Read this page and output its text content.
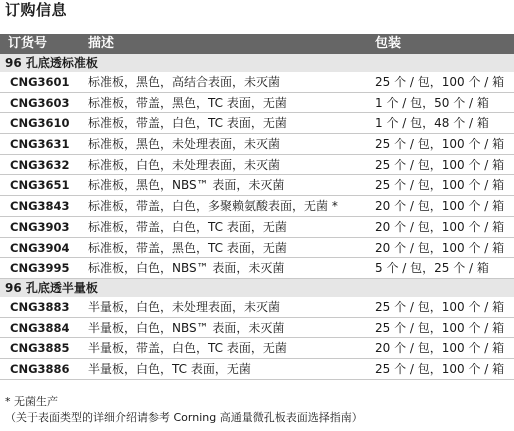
订购信息
订货号	描述	包装
96 孔底透标准板
CNG3601 标准板，黑色，高结合表面，未灭菌	25 个 / 包，100 个 / 箱
CNG3603 标准板，带盖，黑色，TC 表面，无菌	1 个 / 包，50 个 / 箱
CNG3610 标准板，带盖，白色，TC 表面，无菌	1 个 / 包，48 个 / 箱
CNG3631 标准板，黑色，未处理表面，未灭菌	25 个 / 包，100 个 / 箱
CNG3632 标准板，白色，未处理表面，未灭菌	25 个 / 包，100 个 / 箱
CNG3651 标准板，黑色，NBS™ 表面，未灭菌	25 个 / 包，100 个 / 箱
CNG3843 标准板，带盖，白色，多聚赖氨酸表面，无菌 *	20 个 / 包，100 个 / 箱
CNG3903 标准板，带盖，白色，TC 表面，无菌	20 个 / 包，100 个 / 箱
CNG3904 标准板，带盖，黑色，TC 表面，无菌	20 个 / 包，100 个 / 箱
CNG3995 标准板，白色，NBS™ 表面，未灭菌	5 个 / 包，25 个 / 箱
96 孔底透半量板
CNG3883 半量板，白色，未处理表面，未灭菌	25 个 / 包，100 个 / 箱
CNG3884 半量板，白色，NBS™ 表面，未灭菌	25 个 / 包，100 个 / 箱
CNG3885 半量板，带盖，白色，TC 表面，无菌	20 个 / 包，100 个 / 箱
CNG3886 半量板，白色，TC 表面，无菌	25 个 / 包，100 个 / 箱
* 无菌生产
（关于表面类型的详细介绍请参考 Corning 高通量微孔板表面选择指南）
= = = = =
Can you repeat every record above exactly, apart from the pictures?

Read this page and output its text content.
订购信息
订货号	描述	包装
96 孔底透标准板
CNG3601 标准板，黑色，高结合表面，未灭菌	25 个 / 包，100 个 / 箱
CNG3603 标准板，带盖，黑色，TC 表面，无菌	1 个 / 包，50 个 / 箱
CNG3610 标准板，带盖，白色，TC 表面，无菌	1 个 / 包，48 个 / 箱
CNG3631 标准板，黑色，未处理表面，未灭菌	25 个 / 包，100 个 / 箱
CNG3632 标准板，白色，未处理表面，未灭菌	25 个 / 包，100 个 / 箱
CNG3651 标准板，黑色，NBS™ 表面，未灭菌	25 个 / 包，100 个 / 箱
CNG3843 标准板，带盖，白色，多聚赖氨酸表面，无菌 *	20 个 / 包，100 个 / 箱
CNG3903 标准板，带盖，白色，TC 表面，无菌	20 个 / 包，100 个 / 箱
CNG3904 标准板，带盖，黑色，TC 表面，无菌	20 个 / 包，100 个 / 箱
CNG3995 标准板，白色，NBS™ 表面，未灭菌	5 个 / 包，25 个 / 箱
96 孔底透半量板
CNG3883 半量板，白色，未处理表面，未灭菌	25 个 / 包，100 个 / 箱
CNG3884 半量板，白色，NBS™ 表面，未灭菌	25 个 / 包，100 个 / 箱
CNG3885 半量板，带盖，白色，TC 表面，无菌	20 个 / 包，100 个 / 箱
CNG3886 半量板，白色，TC 表面，无菌	25 个 / 包，100 个 / 箱
* 无菌生产
（关于表面类型的详细介绍请参考 Corning 高通量微孔板表面选择指南）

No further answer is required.